● **Short exercise**:
Sort through the data and copy the lines holding the word "text".

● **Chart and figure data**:
=-=-=
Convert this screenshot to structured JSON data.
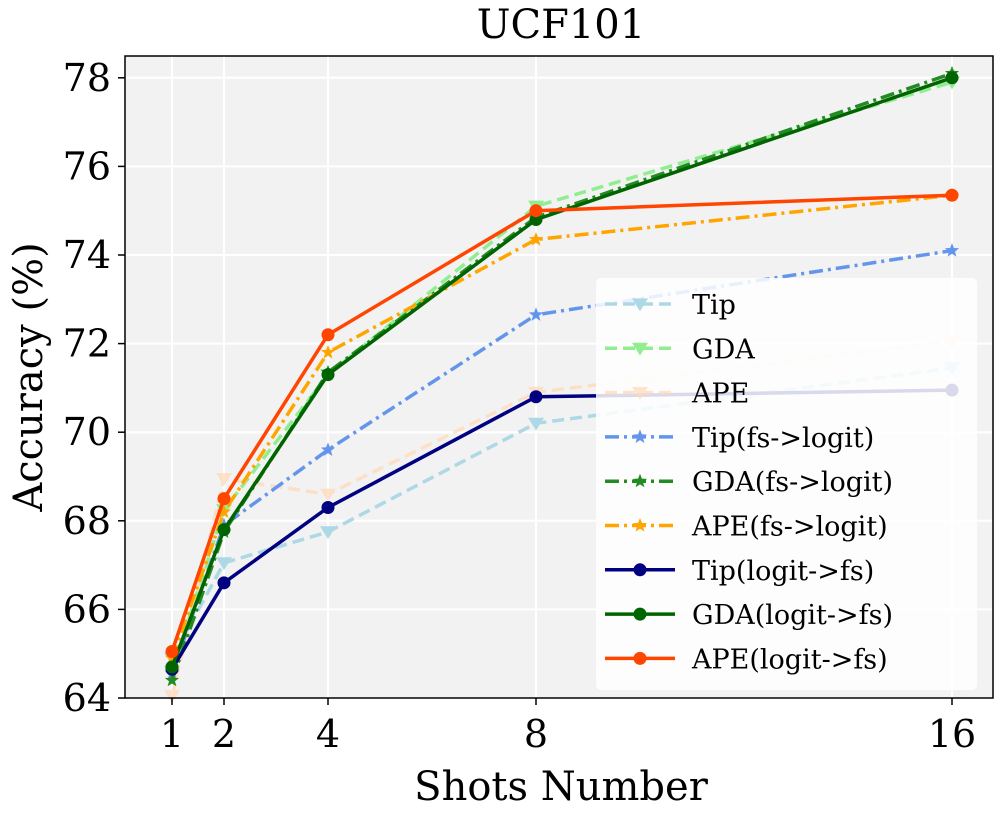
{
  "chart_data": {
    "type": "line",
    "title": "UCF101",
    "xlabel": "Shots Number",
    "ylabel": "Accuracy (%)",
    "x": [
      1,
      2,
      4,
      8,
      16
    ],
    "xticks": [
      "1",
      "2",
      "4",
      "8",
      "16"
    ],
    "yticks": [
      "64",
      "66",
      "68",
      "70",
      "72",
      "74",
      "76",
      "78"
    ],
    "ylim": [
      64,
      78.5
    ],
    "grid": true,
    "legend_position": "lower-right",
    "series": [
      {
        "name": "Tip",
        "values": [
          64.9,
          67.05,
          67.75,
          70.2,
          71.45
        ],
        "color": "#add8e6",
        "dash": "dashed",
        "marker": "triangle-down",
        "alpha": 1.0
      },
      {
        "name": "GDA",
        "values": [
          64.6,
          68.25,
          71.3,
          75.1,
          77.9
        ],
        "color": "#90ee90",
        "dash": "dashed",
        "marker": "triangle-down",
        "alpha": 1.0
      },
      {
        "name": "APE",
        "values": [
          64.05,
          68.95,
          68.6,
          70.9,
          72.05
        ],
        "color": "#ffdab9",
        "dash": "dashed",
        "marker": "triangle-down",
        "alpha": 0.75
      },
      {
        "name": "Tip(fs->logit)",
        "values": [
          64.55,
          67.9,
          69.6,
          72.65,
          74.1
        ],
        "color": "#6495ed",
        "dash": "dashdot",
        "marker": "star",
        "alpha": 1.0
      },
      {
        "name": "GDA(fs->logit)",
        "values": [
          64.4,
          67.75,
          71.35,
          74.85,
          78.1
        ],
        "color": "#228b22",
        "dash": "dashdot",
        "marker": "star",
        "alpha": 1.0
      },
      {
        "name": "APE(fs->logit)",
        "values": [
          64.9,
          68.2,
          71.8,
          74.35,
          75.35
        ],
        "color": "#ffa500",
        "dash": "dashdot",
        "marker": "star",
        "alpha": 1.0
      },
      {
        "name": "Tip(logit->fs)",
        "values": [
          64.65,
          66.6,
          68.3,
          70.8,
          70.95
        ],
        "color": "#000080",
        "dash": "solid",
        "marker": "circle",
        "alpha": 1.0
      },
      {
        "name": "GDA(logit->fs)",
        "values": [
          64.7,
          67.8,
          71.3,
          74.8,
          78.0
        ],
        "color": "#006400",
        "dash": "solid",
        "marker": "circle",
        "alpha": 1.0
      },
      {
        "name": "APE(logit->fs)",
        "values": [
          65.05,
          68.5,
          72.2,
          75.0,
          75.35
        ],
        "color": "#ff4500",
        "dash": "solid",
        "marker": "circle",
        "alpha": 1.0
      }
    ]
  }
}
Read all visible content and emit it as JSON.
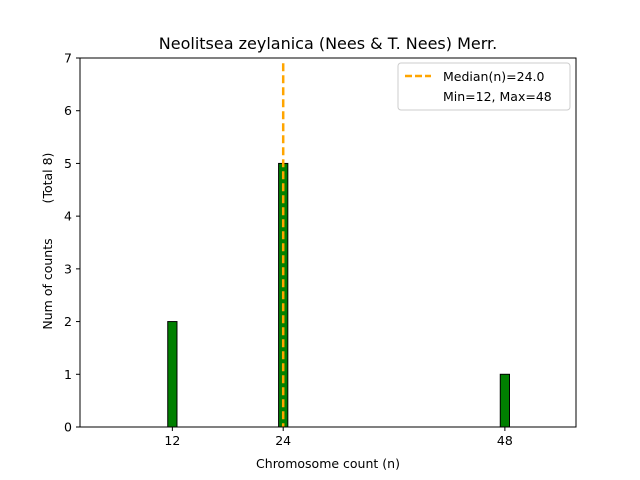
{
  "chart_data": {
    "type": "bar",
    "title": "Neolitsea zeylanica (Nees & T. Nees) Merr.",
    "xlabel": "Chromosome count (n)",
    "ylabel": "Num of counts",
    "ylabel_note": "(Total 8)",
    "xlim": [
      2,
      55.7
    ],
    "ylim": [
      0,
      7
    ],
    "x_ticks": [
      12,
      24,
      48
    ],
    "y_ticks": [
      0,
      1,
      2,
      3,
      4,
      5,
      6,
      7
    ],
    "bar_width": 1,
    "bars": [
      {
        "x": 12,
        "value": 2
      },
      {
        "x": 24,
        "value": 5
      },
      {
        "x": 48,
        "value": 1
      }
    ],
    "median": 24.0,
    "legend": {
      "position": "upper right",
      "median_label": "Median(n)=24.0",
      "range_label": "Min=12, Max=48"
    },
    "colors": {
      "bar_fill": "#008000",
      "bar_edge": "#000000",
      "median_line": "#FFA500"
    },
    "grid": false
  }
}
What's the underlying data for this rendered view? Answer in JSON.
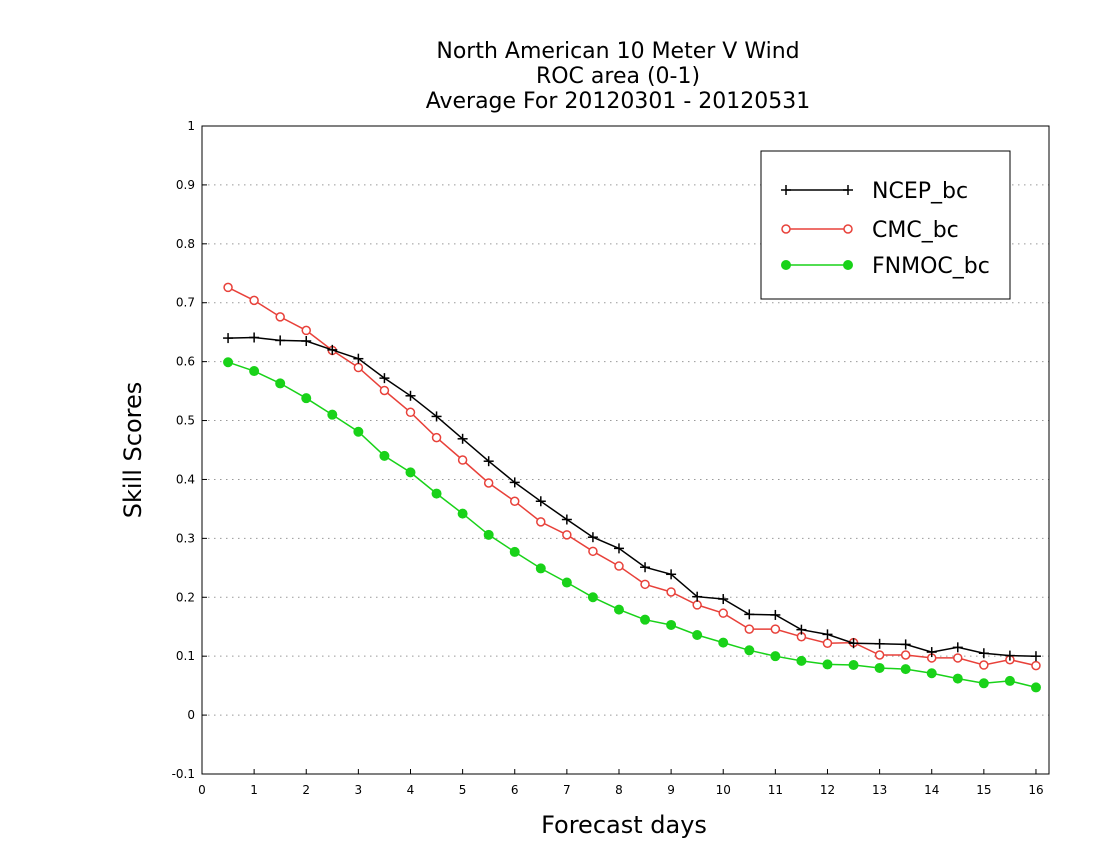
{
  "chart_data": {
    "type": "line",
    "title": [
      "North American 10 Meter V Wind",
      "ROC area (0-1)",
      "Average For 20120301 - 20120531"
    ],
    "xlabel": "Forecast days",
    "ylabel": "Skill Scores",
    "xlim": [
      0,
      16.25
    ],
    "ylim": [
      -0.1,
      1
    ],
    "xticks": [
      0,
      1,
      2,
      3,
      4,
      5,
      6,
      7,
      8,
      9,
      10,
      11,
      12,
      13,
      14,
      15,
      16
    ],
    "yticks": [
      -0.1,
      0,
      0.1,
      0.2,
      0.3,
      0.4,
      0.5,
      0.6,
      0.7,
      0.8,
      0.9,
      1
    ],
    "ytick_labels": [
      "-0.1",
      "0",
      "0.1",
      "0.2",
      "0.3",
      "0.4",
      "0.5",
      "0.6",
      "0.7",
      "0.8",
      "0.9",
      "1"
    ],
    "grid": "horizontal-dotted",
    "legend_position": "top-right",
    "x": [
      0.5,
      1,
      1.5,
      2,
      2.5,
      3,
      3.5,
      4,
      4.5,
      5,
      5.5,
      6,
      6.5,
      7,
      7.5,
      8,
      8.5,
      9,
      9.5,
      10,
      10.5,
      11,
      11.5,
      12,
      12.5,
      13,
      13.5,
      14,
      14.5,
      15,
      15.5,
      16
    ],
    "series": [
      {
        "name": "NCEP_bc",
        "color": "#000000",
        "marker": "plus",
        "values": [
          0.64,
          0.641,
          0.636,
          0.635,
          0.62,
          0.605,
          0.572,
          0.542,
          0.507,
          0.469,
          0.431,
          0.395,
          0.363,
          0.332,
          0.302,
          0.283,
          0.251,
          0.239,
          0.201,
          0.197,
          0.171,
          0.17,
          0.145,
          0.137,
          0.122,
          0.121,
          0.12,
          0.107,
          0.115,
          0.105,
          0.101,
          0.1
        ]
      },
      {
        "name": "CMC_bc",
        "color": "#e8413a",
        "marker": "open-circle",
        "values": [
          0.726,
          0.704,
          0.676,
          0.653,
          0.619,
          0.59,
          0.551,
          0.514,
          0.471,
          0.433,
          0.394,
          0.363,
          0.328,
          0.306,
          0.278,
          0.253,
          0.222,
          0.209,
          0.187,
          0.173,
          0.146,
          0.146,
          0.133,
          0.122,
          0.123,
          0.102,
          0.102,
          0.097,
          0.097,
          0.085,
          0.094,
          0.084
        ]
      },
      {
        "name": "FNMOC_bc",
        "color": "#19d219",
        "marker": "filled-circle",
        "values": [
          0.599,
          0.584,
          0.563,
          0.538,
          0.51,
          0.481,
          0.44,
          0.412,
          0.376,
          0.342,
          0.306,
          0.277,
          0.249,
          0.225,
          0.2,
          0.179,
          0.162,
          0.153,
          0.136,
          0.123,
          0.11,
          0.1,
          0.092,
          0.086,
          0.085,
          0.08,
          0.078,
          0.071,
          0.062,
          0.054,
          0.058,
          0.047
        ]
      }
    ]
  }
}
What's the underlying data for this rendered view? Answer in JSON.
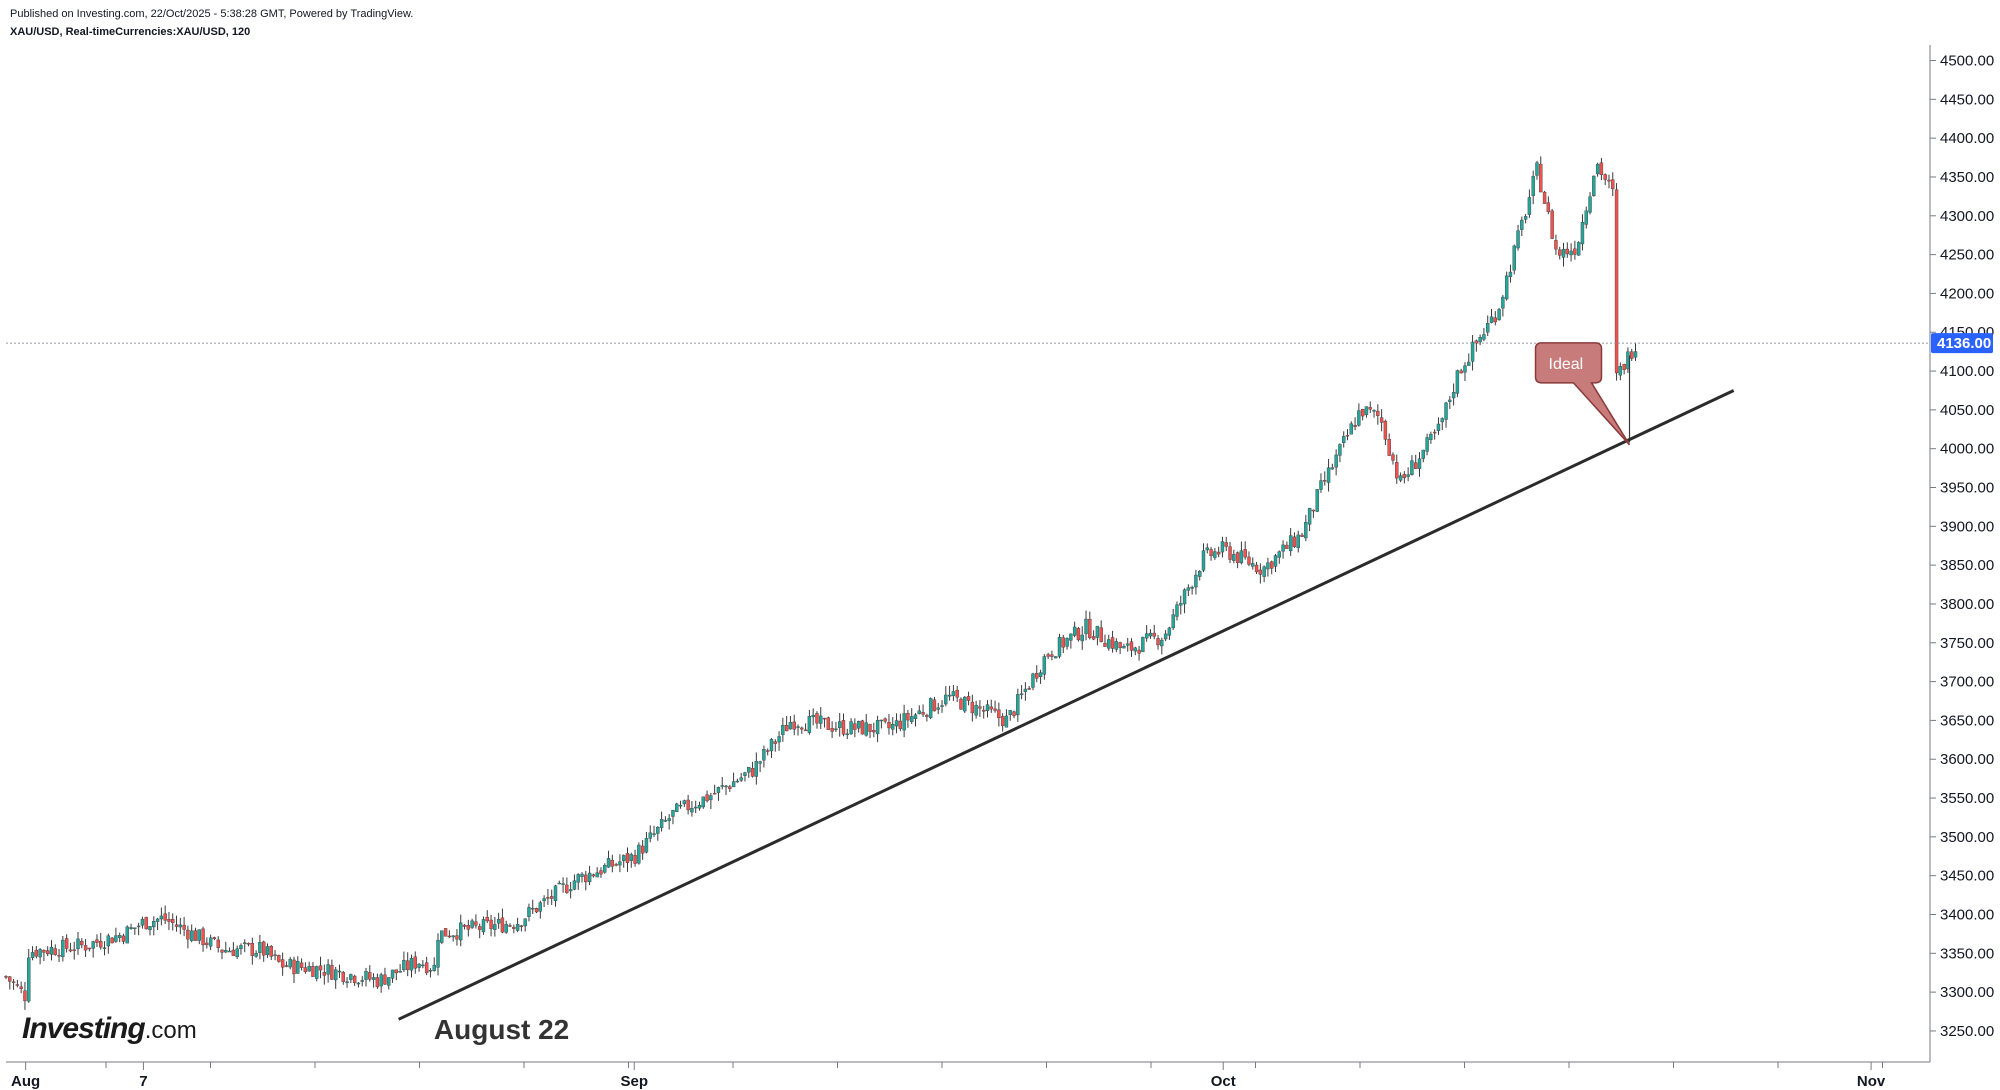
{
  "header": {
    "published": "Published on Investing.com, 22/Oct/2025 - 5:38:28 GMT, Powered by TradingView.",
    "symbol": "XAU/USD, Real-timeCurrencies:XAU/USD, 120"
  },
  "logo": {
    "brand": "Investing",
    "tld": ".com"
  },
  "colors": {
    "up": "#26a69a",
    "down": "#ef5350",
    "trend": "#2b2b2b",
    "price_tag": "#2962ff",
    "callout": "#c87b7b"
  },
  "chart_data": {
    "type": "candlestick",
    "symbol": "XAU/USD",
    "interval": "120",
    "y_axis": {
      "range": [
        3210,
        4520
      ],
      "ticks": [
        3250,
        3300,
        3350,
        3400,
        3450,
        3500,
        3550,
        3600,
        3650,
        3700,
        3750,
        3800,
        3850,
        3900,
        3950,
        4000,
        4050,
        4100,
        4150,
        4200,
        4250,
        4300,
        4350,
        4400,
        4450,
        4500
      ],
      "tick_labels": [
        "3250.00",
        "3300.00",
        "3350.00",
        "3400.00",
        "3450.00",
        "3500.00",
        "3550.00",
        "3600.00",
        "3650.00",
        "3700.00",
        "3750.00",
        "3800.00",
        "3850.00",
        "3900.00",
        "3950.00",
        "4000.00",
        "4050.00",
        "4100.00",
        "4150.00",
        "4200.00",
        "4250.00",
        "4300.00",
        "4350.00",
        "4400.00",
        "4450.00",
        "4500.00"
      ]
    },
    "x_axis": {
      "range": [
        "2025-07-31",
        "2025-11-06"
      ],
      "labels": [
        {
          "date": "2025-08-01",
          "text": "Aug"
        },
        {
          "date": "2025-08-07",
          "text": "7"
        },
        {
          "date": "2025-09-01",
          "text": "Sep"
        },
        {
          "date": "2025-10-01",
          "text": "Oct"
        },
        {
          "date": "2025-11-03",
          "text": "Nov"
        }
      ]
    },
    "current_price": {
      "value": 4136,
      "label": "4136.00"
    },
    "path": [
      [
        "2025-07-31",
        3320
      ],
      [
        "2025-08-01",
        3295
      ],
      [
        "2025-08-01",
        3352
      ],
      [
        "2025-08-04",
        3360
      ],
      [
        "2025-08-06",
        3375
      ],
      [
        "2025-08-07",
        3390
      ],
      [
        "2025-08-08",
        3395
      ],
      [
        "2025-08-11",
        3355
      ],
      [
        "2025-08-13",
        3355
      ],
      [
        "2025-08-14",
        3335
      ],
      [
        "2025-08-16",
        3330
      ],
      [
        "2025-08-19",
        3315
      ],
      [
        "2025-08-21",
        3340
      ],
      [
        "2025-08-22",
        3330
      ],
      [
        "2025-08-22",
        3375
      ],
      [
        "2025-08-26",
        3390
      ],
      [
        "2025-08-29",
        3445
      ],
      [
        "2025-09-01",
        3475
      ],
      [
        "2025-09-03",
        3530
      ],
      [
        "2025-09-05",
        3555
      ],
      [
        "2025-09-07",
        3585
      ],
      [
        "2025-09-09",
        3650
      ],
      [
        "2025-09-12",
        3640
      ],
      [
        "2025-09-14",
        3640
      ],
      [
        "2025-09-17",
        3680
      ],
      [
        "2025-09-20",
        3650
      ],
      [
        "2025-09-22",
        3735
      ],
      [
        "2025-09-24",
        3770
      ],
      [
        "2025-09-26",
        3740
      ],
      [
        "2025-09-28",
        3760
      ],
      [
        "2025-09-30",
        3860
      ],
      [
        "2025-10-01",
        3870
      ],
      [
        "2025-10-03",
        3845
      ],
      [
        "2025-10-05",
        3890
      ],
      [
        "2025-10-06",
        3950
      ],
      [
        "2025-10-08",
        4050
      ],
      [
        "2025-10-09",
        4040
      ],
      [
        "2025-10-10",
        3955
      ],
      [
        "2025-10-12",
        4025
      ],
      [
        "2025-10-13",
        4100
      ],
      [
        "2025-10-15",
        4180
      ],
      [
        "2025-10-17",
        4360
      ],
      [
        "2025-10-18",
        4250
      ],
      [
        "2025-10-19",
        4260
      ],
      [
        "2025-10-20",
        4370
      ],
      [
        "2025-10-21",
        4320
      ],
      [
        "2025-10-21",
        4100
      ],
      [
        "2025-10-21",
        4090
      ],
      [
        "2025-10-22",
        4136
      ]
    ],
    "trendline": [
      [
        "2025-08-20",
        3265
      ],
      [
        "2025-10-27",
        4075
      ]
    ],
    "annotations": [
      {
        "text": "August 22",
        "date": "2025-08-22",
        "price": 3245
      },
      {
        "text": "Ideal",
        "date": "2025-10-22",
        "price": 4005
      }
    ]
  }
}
=-=-=
● **Solution**:
          "text": "Aug"
          "text": "7"
          "text": "Sep"
          "text": "Oct"
          "text": "Nov"
        "text": "August 22",
        "text": "Ideal",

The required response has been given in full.